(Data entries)

_ _ _ _ _

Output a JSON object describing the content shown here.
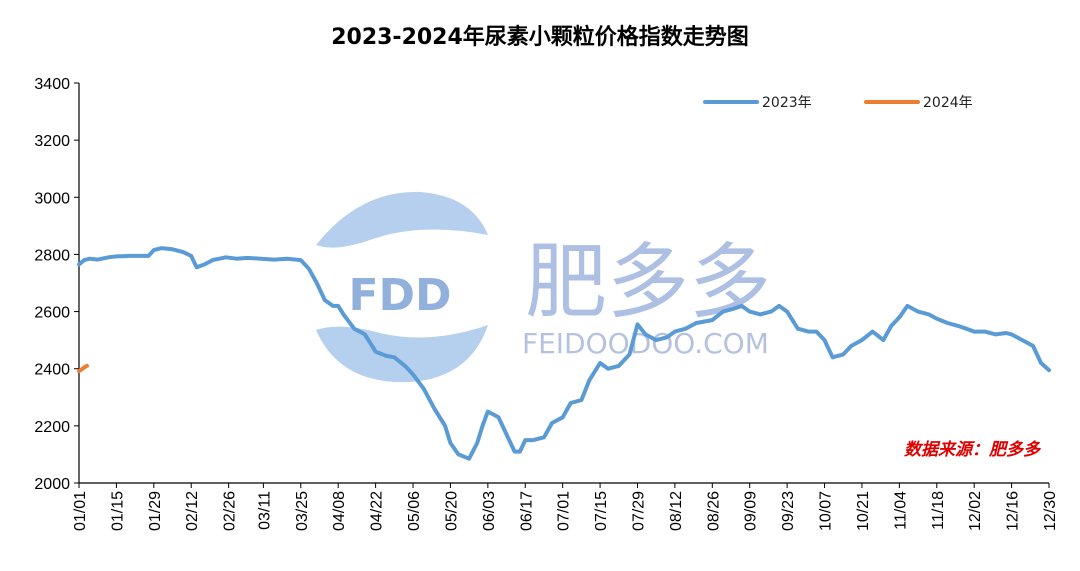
{
  "chart_data": {
    "type": "line",
    "title": "2023-2024年尿素小颗粒价格指数走势图",
    "xlabel": "",
    "ylabel": "",
    "ylim": [
      2000,
      3400
    ],
    "yticks": [
      2000,
      2200,
      2400,
      2600,
      2800,
      3000,
      3200,
      3400
    ],
    "x_ticks": [
      "01/01",
      "01/15",
      "01/29",
      "02/12",
      "02/26",
      "03/11",
      "03/25",
      "04/08",
      "04/22",
      "05/06",
      "05/20",
      "06/03",
      "06/17",
      "07/01",
      "07/15",
      "07/29",
      "08/12",
      "08/26",
      "09/09",
      "09/23",
      "10/07",
      "10/21",
      "11/04",
      "11/18",
      "12/02",
      "12/16",
      "12/30"
    ],
    "grid": false,
    "legend_position": "top-right",
    "series": [
      {
        "name": "2023年",
        "color": "#5B9BD5",
        "x": [
          "01/01",
          "01/03",
          "01/05",
          "01/08",
          "01/12",
          "01/15",
          "01/20",
          "01/27",
          "01/29",
          "02/01",
          "02/05",
          "02/09",
          "02/12",
          "02/14",
          "02/17",
          "02/20",
          "02/25",
          "03/01",
          "03/05",
          "03/10",
          "03/15",
          "03/20",
          "03/25",
          "03/28",
          "03/31",
          "04/03",
          "04/06",
          "04/08",
          "04/10",
          "04/14",
          "04/18",
          "04/22",
          "04/26",
          "04/29",
          "05/03",
          "05/06",
          "05/10",
          "05/14",
          "05/18",
          "05/20",
          "05/23",
          "05/27",
          "05/30",
          "06/01",
          "06/03",
          "06/05",
          "06/07",
          "06/10",
          "06/13",
          "06/15",
          "06/17",
          "06/20",
          "06/24",
          "06/27",
          "07/01",
          "07/04",
          "07/08",
          "07/11",
          "07/15",
          "07/18",
          "07/22",
          "07/26",
          "07/29",
          "08/01",
          "08/05",
          "08/09",
          "08/12",
          "08/16",
          "08/20",
          "08/26",
          "08/30",
          "09/03",
          "09/06",
          "09/09",
          "09/13",
          "09/17",
          "09/20",
          "09/23",
          "09/27",
          "10/01",
          "10/04",
          "10/07",
          "10/10",
          "10/14",
          "10/17",
          "10/21",
          "10/25",
          "10/29",
          "11/01",
          "11/04",
          "11/07",
          "11/11",
          "11/15",
          "11/18",
          "11/22",
          "11/26",
          "11/29",
          "12/02",
          "12/06",
          "12/10",
          "12/14",
          "12/16",
          "12/20",
          "12/24",
          "12/27",
          "12/30"
        ],
        "values": [
          2765,
          2780,
          2785,
          2782,
          2790,
          2793,
          2795,
          2795,
          2815,
          2822,
          2818,
          2808,
          2795,
          2755,
          2765,
          2780,
          2790,
          2785,
          2788,
          2785,
          2782,
          2785,
          2780,
          2750,
          2700,
          2640,
          2620,
          2620,
          2590,
          2540,
          2520,
          2460,
          2445,
          2440,
          2410,
          2380,
          2330,
          2260,
          2200,
          2140,
          2100,
          2085,
          2140,
          2200,
          2250,
          2240,
          2230,
          2170,
          2110,
          2110,
          2150,
          2150,
          2160,
          2210,
          2230,
          2280,
          2290,
          2360,
          2420,
          2400,
          2410,
          2450,
          2555,
          2520,
          2500,
          2510,
          2530,
          2540,
          2560,
          2570,
          2600,
          2610,
          2620,
          2600,
          2590,
          2600,
          2620,
          2600,
          2540,
          2530,
          2530,
          2500,
          2440,
          2450,
          2480,
          2500,
          2530,
          2500,
          2550,
          2580,
          2620,
          2600,
          2590,
          2575,
          2560,
          2550,
          2540,
          2530,
          2530,
          2520,
          2525,
          2520,
          2500,
          2480,
          2420,
          2395
        ]
      },
      {
        "name": "2024年",
        "color": "#ED7D31",
        "x": [
          "01/01",
          "01/02",
          "01/03",
          "01/04"
        ],
        "values": [
          2392,
          2398,
          2405,
          2410
        ]
      }
    ]
  },
  "watermark": {
    "logo_text": "FDD",
    "brand_cn": "肥多多",
    "brand_en": "FEIDOODOO.COM"
  },
  "source_note": "数据来源：肥多多",
  "colors": {
    "series_2023": "#5B9BD5",
    "series_2024": "#ED7D31",
    "source_text": "#E00000",
    "watermark": "#8FA8D8"
  }
}
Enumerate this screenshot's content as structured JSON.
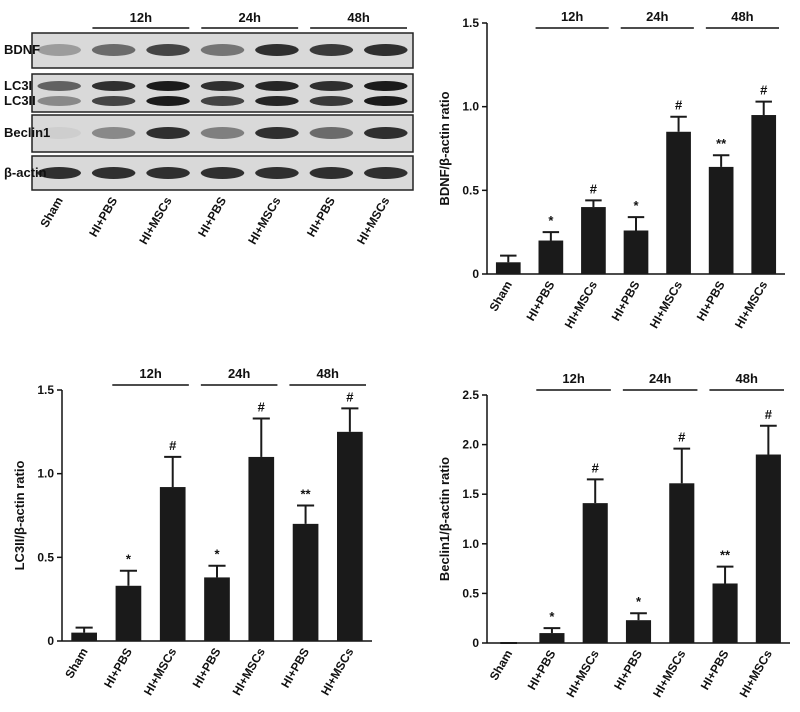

_ _ _ _ _

Problem details: Your task is to repeat the data above exactly while excluding the pictures.

Exercise solution:
Output a JSON object describing the content shown here.
{
  "chart_data": {
    "type": "line",
    "title": "2023-2024年尿素小颗粒价格指数走势图",
    "xlabel": "",
    "ylabel": "",
    "ylim": [
      2000,
      3400
    ],
    "yticks": [
      2000,
      2200,
      2400,
      2600,
      2800,
      3000,
      3200,
      3400
    ],
    "x_ticks": [
      "01/01",
      "01/15",
      "01/29",
      "02/12",
      "02/26",
      "03/11",
      "03/25",
      "04/08",
      "04/22",
      "05/06",
      "05/20",
      "06/03",
      "06/17",
      "07/01",
      "07/15",
      "07/29",
      "08/12",
      "08/26",
      "09/09",
      "09/23",
      "10/07",
      "10/21",
      "11/04",
      "11/18",
      "12/02",
      "12/16",
      "12/30"
    ],
    "grid": false,
    "legend_position": "top-right",
    "series": [
      {
        "name": "2023年",
        "color": "#5B9BD5",
        "x": [
          "01/01",
          "01/03",
          "01/05",
          "01/08",
          "01/12",
          "01/15",
          "01/20",
          "01/27",
          "01/29",
          "02/01",
          "02/05",
          "02/09",
          "02/12",
          "02/14",
          "02/17",
          "02/20",
          "02/25",
          "03/01",
          "03/05",
          "03/10",
          "03/15",
          "03/20",
          "03/25",
          "03/28",
          "03/31",
          "04/03",
          "04/06",
          "04/08",
          "04/10",
          "04/14",
          "04/18",
          "04/22",
          "04/26",
          "04/29",
          "05/03",
          "05/06",
          "05/10",
          "05/14",
          "05/18",
          "05/20",
          "05/23",
          "05/27",
          "05/30",
          "06/01",
          "06/03",
          "06/05",
          "06/07",
          "06/10",
          "06/13",
          "06/15",
          "06/17",
          "06/20",
          "06/24",
          "06/27",
          "07/01",
          "07/04",
          "07/08",
          "07/11",
          "07/15",
          "07/18",
          "07/22",
          "07/26",
          "07/29",
          "08/01",
          "08/05",
          "08/09",
          "08/12",
          "08/16",
          "08/20",
          "08/26",
          "08/30",
          "09/03",
          "09/06",
          "09/09",
          "09/13",
          "09/17",
          "09/20",
          "09/23",
          "09/27",
          "10/01",
          "10/04",
          "10/07",
          "10/10",
          "10/14",
          "10/17",
          "10/21",
          "10/25",
          "10/29",
          "11/01",
          "11/04",
          "11/07",
          "11/11",
          "11/15",
          "11/18",
          "11/22",
          "11/26",
          "11/29",
          "12/02",
          "12/06",
          "12/10",
          "12/14",
          "12/16",
          "12/20",
          "12/24",
          "12/27",
          "12/30"
        ],
        "values": [
          2765,
          2780,
          2785,
          2782,
          2790,
          2793,
          2795,
          2795,
          2815,
          2822,
          2818,
          2808,
          2795,
          2755,
          2765,
          2780,
          2790,
          2785,
          2788,
          2785,
          2782,
          2785,
          2780,
          2750,
          2700,
          2640,
          2620,
          2620,
          2590,
          2540,
          2520,
          2460,
          2445,
          2440,
          2410,
          2380,
          2330,
          2260,
          2200,
          2140,
          2100,
          2085,
          2140,
          2200,
          2250,
          2240,
          2230,
          2170,
          2110,
          2110,
          2150,
          2150,
          2160,
          2210,
          2230,
          2280,
          2290,
          2360,
          2420,
          2400,
          2410,
          2450,
          2555,
          2520,
          2500,
          2510,
          2530,
          2540,
          2560,
          2570,
          2600,
          2610,
          2620,
          2600,
          2590,
          2600,
          2620,
          2600,
          2540,
          2530,
          2530,
          2500,
          2440,
          2450,
          2480,
          2500,
          2530,
          2500,
          2550,
          2580,
          2620,
          2600,
          2590,
          2575,
          2560,
          2550,
          2540,
          2530,
          2530,
          2520,
          2525,
          2520,
          2500,
          2480,
          2420,
          2395
        ]
      },
      {
        "name": "2024年",
        "color": "#ED7D31",
        "x": [
          "01/01",
          "01/02",
          "01/03",
          "01/04"
        ],
        "values": [
          2392,
          2398,
          2405,
          2410
        ]
      }
    ]
  },
  "watermark": {
    "logo_text": "FDD",
    "brand_cn": "肥多多",
    "brand_en": "FEIDOODOO.COM"
  },
  "source_note": "数据来源：肥多多",
  "colors": {
    "series_2023": "#5B9BD5",
    "series_2024": "#ED7D31",
    "source_text": "#E00000",
    "watermark": "#8FA8D8"
  }
}
Enumerate this screenshot's content as structured JSON.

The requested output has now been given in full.